# start of WORKING DATA

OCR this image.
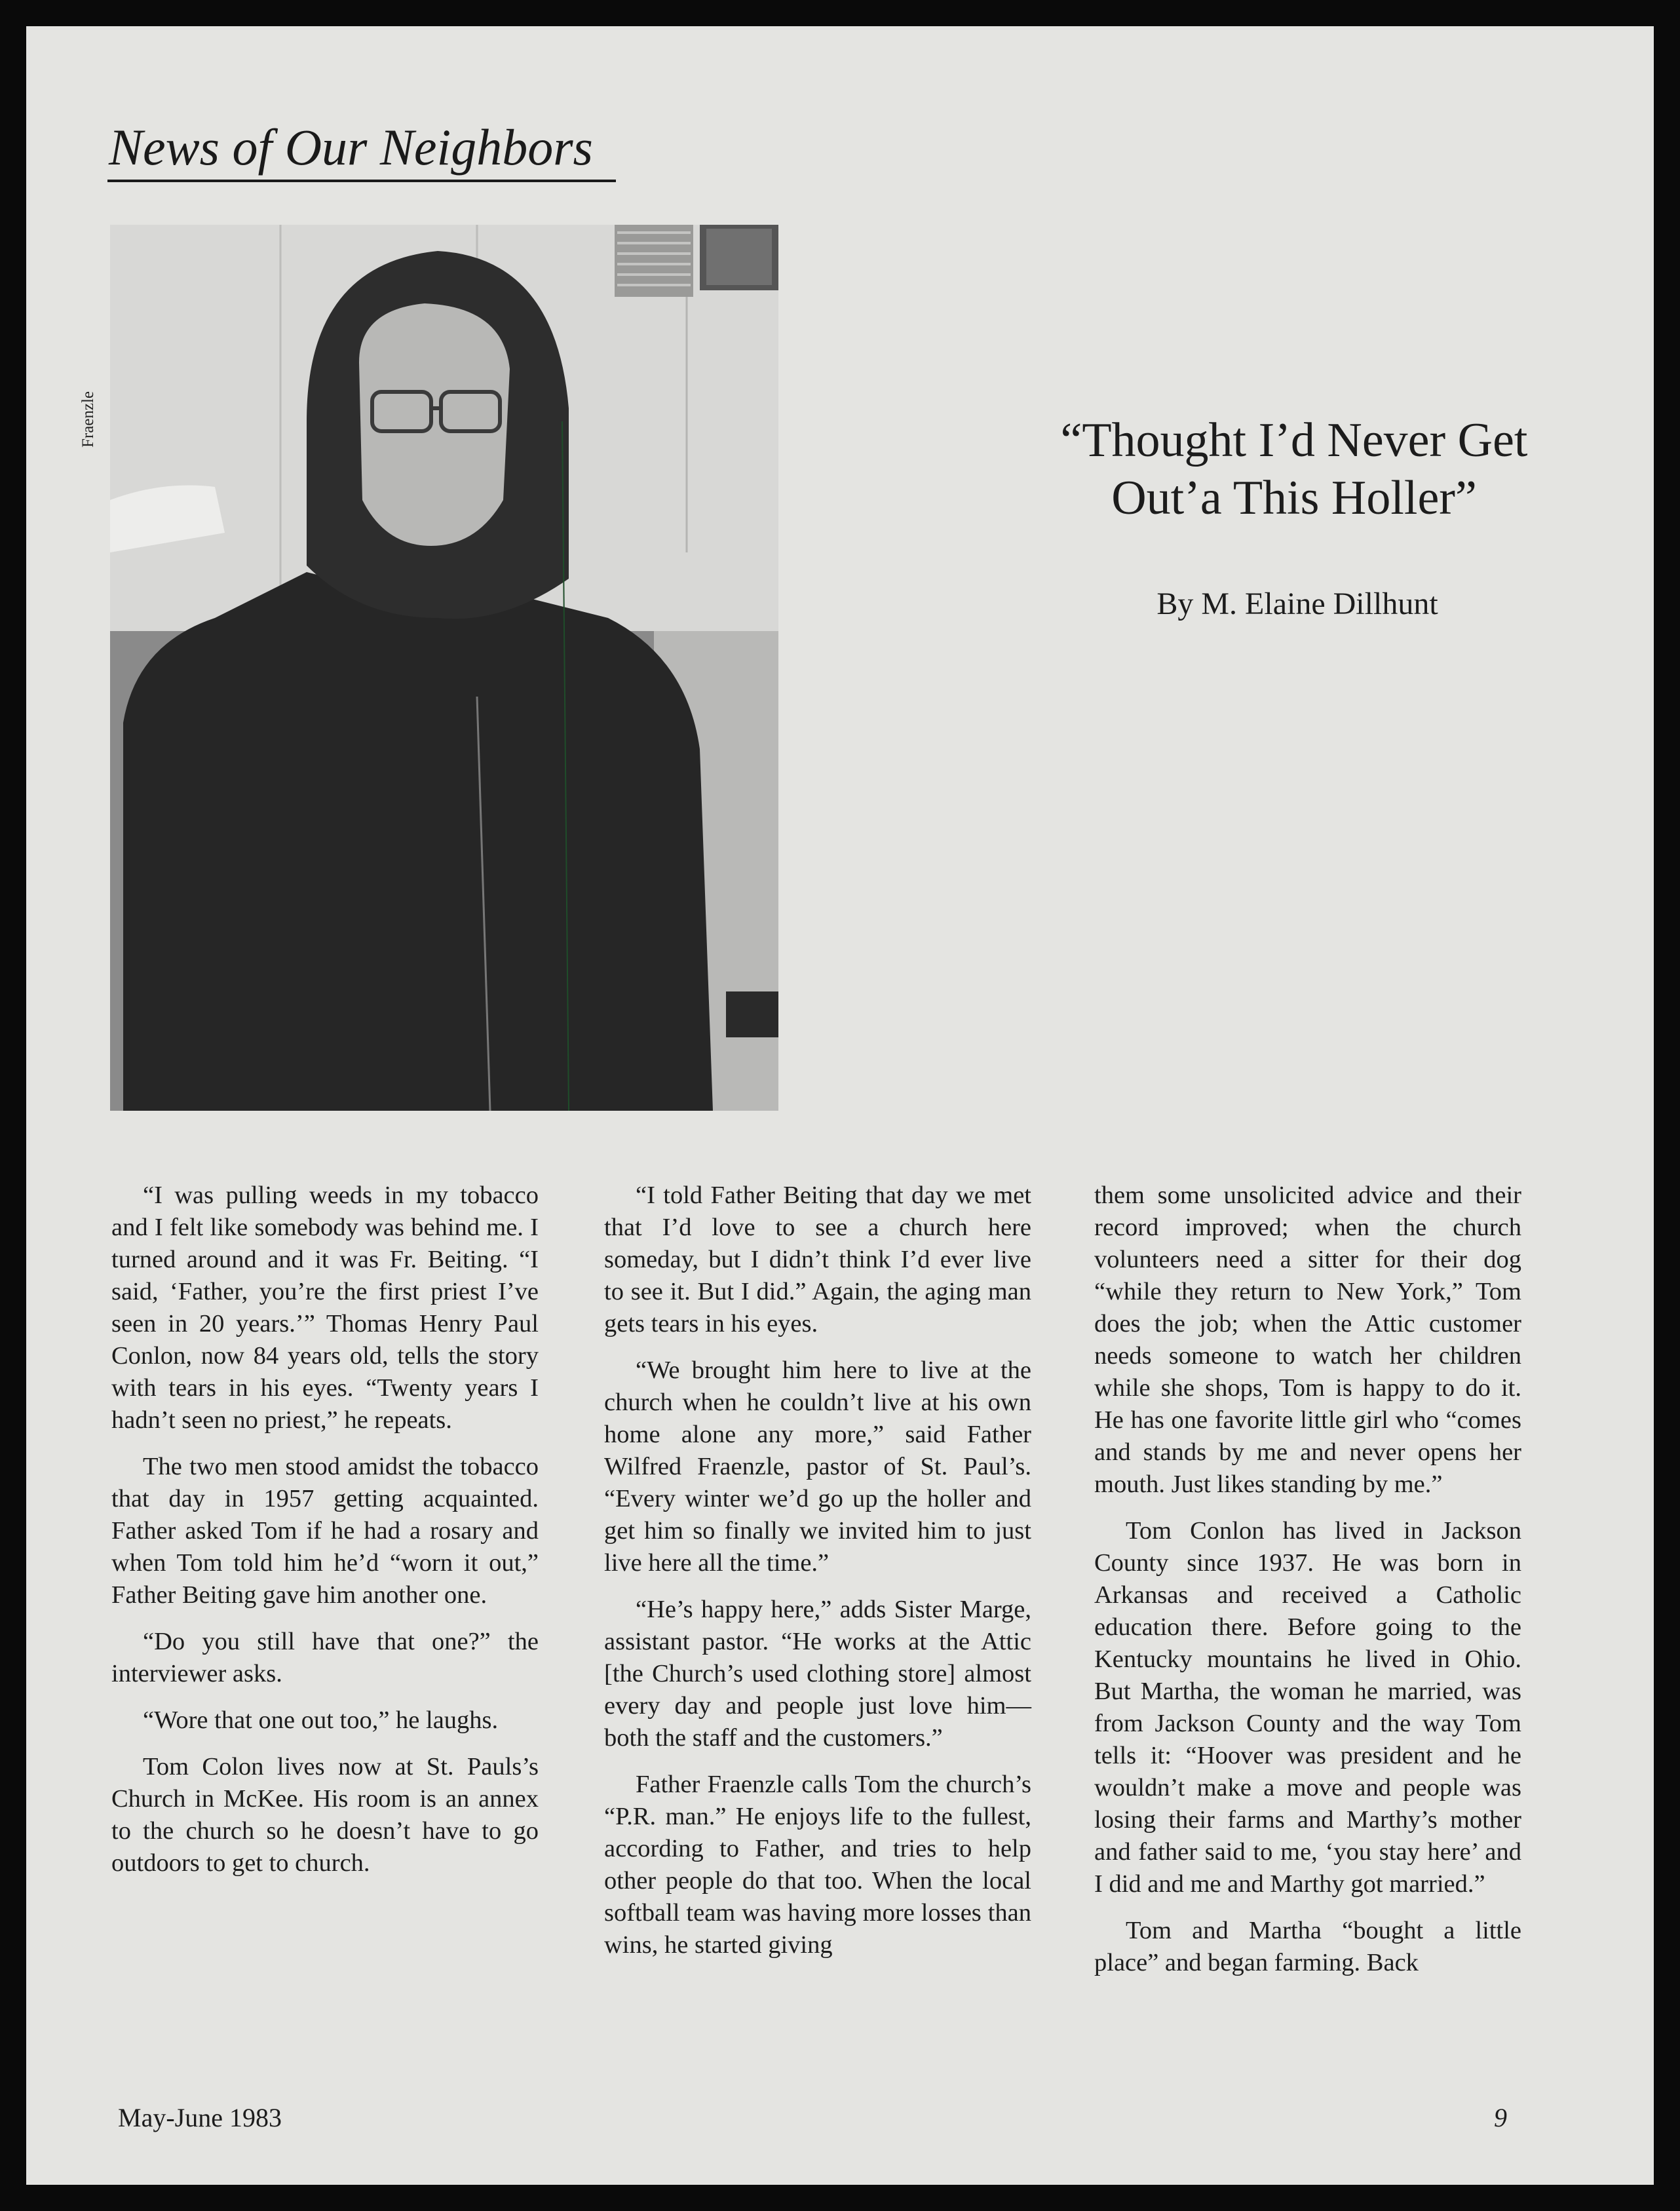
News of Our Neighbors
Fraenzle	“Thought I’d Never Get
Out’a This Holler”
By M. Elaine Dillhunt

“I was pulling weeds in my tobacco and I felt like somebody was behind me. I turned around and it was Fr. Beiting. “I said, ‘Father, you’re the first priest I’ve seen in 20 years.’” Thomas Henry Paul Conlon, now 84 years old, tells the story with tears in his eyes. “Twenty years I hadn’t seen no priest,” he repeats.

The two men stood amidst the tobacco that day in 1957 getting acquainted. Father asked Tom if he had a rosary and when Tom told him he’d “worn it out,” Father Beiting gave him another one.

“Do you still have that one?” the interviewer asks.

“Wore that one out too,” he laughs.

Tom Colon lives now at St. Pauls’s Church in McKee. His room is an annex to the church so he doesn’t have to go outdoors to get to church.

“I told Father Beiting that day we met that I’d love to see a church here someday, but I didn’t think I’d ever live to see it. But I did.” Again, the aging man gets tears in his eyes.

“We brought him here to live at the church when he couldn’t live at his own home alone any more,” said Father Wilfred Fraenzle, pastor of St. Paul’s. “Every winter we’d go up the holler and get him so finally we invited him to just live here all the time.”

“He’s happy here,” adds Sister Marge, assistant pastor. “He works at the Attic [the Church’s used clothing store] almost every day and people just love him— both the staff and the customers.”

Father Fraenzle calls Tom the church’s “P.R. man.” He enjoys life to the fullest, according to Father, and tries to help other people do that too. When the local softball team was having more losses than wins, he started giving

them some unsolicited advice and their record improved; when the church volunteers need a sitter for their dog “while they return to New York,” Tom does the job; when the Attic customer needs someone to watch her children while she shops, Tom is happy to do it. He has one favorite little girl who “comes and stands by me and never opens her mouth. Just likes standing by me.”

Tom Conlon has lived in Jackson County since 1937. He was born in Arkansas and received a Catholic education there. Before going to the Kentucky mountains he lived in Ohio. But Martha, the woman he married, was from Jackson County and the way Tom tells it: “Hoover was president and he wouldn’t make a move and people was losing their farms and Marthy’s mother and father said to me, ‘you stay here’ and I did and me and Marthy got married.”

Tom and Martha “bought a little place” and began farming. Back

May-June 1983	9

# end of WORKING DATA

GOAL OF THE EXERCISE:
Only lines with "happy" are wanted here; list each of them.

FULL OUTPUT:
“He’s happy here,” adds Sister Marge, assistant pastor. “He works at the Attic [the Church’s used clothing store] almost every day and people just love him— both the staff and the customers.”
them some unsolicited advice and their record improved; when the church volunteers need a sitter for their dog “while they return to New York,” Tom does the job; when the Attic customer needs someone to watch her children while she shops, Tom is happy to do it. He has one favorite little girl who “comes and stands by me and never opens her mouth. Just likes standing by me.”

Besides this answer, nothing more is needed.